He pushed them to the brink of violence, then pulled back. Only many of his followers
didn't pull back - and he washed his hands of that.
 

metis

aged ecumenical anthropologist
He pushed them to the brink of violence, then pulled back. Only many of his followers
didn't pull back - and he washed his hands of that.
Gandhi NEVER offered violence as a solution to anything. Maybe you're conflating Trump with Gandhi? ;)
 

PruePhillip

Well-Known Member
Gandhi NEVER offered violence as a solution to anything. Maybe you're conflating Trump with Gandhi? ;)

No, I am conflating history with Gandhi. And after independence he did a lot of
damage to India through his stupid beliefs about technology and industry, and
his Prince-Charles-like thinking about how people should live.
 

metis

aged ecumenical anthropologist
No, I am conflating history with Gandhi. And after independence he did a lot of
damage to India through his stupid beliefs about technology and industry, and
his Prince-Charles-like thinking about how people should live.
If I didn't know what you were talking about, I'd never in a million years have guessed you would be talking about Gandhi. Oh well, if you're not willing to actually read what he wrote and said, then the above is what ya get. I have about 8 books on Gandhi right within arm's reach, have made presentations on him with a close friend of mine who spent a summer in India studying him and his effect on Hinduism, so we've done the homework.

He was not a perfect man by any means, often referring to his "tyrant within" that he tried to control. But he grew as time went on, and it was even to the point that so many of the Brits, some of which lost their jobs in the clothing industry because of his boycott, deeply admired him and cheered him when he visited there. And to compare him to "Prince Charles" is so bizarre.

Believe what you want, I guess.
 

Muffled

Jesus in me
I believe no-one goes to Hell until the end of the world and most probably not until the final judgment.
 

Muffled

Jesus in me
Einstein didn’t have anything to do with the bomb. Good thing he managed to escape the Nazis though
Even if he was directly responsible for building the bomb, he didn’t drop it on anyone. So no, assuming that hell exists, I don’t think Einstein has to worry

I believe he still has to worry if he doesn't receive Jesus as Lord and Savior.
 

SomeRandom

Still learning to be wise
Staff member
Premium Member
I believe he still has to worry if he doesn't receive Jesus as Lord and Savior.
You’re entitled to your belief.


I believe good acts do not cancel out bad ones. Only the forgiveness of God can do that.
Fair enough. But the invention of dynamite isn’t even a bad act, arguably, even if it could be “canceled out.” So...
 

Fallen Prophet

Well-Known Member
If there is no Hell,
Then there is no bottom of Hell.
Hence, Hell has no bottom -

Proof of the "bottomless pit" (Bible). The suffering has no limit: if you have lost one kid, you can lose two kids.

Albert Einstein has called his letter to President Roosevelt (with advice to build the A-bomb) the biggest mistake of his life.

Is the inventor of the cine camera responsible for child pornography?
No. Only if he took the pictures of a naked child. Einstein has willingly helped the military. That was his concern.

Assuming, that Einstein is ABSOLUTE GENIUS (so, Albert correctly identifies his own mistakes),
the God of Love is angry at Einstein?

The letter of Einstein has started not only a peaceful use of radioactivity but a military use as well. And look, how the testing of the bombs has influenced nature and health: we have a cancer pandemic.

You are asking: why wouldn't a loving God forgive him?
There is a chance, that the anger of God if it has already started, would last an eternity.
The God, who always loves, can not become angry even for a sec.




Anger and Love are not mutually exclusive. There is such a thing as "righteous anger".

I do not believe that Einstein would go to Hell for his help in building the Atomic Bomb.

**DATA PROVIDED:**
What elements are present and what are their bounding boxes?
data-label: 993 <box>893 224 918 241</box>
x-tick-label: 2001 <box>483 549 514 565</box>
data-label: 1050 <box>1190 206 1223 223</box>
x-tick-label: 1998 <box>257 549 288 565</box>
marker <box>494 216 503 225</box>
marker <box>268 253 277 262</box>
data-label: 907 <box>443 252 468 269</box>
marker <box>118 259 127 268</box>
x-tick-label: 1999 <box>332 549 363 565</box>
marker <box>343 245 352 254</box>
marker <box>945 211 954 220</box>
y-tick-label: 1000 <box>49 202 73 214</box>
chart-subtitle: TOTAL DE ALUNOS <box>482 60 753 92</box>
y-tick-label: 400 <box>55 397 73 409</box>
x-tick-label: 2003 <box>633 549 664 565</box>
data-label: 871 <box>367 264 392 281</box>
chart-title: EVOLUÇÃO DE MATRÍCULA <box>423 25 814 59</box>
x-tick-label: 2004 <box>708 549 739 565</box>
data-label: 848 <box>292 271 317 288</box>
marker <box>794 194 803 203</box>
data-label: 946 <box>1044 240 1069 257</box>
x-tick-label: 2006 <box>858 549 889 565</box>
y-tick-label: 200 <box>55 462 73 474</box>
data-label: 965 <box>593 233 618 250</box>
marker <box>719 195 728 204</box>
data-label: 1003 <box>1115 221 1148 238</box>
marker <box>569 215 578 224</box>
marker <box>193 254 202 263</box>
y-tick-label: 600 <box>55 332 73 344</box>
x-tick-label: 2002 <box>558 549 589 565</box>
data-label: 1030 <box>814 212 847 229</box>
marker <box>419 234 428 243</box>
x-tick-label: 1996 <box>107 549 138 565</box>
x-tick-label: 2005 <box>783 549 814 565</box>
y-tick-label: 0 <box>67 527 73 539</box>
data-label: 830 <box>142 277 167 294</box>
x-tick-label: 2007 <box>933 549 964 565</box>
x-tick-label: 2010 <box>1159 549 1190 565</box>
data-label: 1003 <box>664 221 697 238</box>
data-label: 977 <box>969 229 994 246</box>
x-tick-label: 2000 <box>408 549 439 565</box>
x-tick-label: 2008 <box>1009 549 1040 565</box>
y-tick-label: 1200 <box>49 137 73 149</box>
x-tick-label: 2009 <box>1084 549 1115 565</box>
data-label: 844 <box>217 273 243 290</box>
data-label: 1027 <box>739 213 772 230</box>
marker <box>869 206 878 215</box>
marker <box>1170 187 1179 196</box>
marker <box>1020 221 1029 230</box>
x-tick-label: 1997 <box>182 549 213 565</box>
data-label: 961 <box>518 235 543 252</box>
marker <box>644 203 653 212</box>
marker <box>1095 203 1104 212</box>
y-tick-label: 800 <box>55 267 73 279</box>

**WHAT THE TASK REQUIRES:** Please retype the forum thread word for word, from "No. Only if" up to and including "angry at Einstein?".

**EXERCISE ANSWER:**
No. Only if he took the pictures of a naked child. Einstein has willingly helped the military. That was his concern.

Assuming, that Einstein is ABSOLUTE GENIUS (so, Albert correctly identifies his own mistakes),
the God of Love is angry at Einstein?